[begin Record set]

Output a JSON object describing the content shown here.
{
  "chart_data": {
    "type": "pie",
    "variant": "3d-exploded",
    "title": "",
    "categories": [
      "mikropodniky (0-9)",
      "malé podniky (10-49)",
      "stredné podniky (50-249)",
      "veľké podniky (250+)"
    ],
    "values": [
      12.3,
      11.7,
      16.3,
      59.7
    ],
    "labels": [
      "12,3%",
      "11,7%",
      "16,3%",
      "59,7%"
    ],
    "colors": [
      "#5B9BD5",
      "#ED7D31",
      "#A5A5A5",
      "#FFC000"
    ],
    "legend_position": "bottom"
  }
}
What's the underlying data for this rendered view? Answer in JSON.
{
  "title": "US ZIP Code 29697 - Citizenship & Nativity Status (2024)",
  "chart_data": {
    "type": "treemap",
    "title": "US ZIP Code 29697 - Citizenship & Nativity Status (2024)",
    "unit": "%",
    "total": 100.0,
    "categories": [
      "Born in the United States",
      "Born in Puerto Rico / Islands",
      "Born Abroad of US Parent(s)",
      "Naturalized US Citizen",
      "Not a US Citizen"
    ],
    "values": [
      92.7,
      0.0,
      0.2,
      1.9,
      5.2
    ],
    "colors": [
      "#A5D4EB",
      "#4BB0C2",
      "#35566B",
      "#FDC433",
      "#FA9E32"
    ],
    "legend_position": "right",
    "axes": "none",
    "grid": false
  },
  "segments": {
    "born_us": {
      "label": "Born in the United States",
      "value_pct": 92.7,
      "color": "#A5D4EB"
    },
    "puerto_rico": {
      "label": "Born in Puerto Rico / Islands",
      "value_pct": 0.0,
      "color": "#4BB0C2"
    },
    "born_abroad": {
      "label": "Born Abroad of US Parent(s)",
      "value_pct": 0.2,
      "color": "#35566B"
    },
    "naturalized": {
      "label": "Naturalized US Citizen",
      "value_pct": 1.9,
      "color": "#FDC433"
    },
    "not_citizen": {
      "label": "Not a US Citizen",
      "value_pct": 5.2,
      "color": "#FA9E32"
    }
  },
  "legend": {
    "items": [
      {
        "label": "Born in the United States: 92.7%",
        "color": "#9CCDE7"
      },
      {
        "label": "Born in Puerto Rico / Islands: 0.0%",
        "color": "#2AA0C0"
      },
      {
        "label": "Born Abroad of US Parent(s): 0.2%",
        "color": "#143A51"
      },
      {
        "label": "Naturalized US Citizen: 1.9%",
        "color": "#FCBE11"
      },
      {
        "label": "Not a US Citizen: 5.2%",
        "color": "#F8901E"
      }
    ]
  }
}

[end Record set]

» **What you will do**
Check every line for "Status" and show the ones that have it.

» **Written solution**
  "title": "US ZIP Code 29697 - Citizenship & Nativity Status (2024)",
    "title": "US ZIP Code 29697 - Citizenship & Nativity Status (2024)",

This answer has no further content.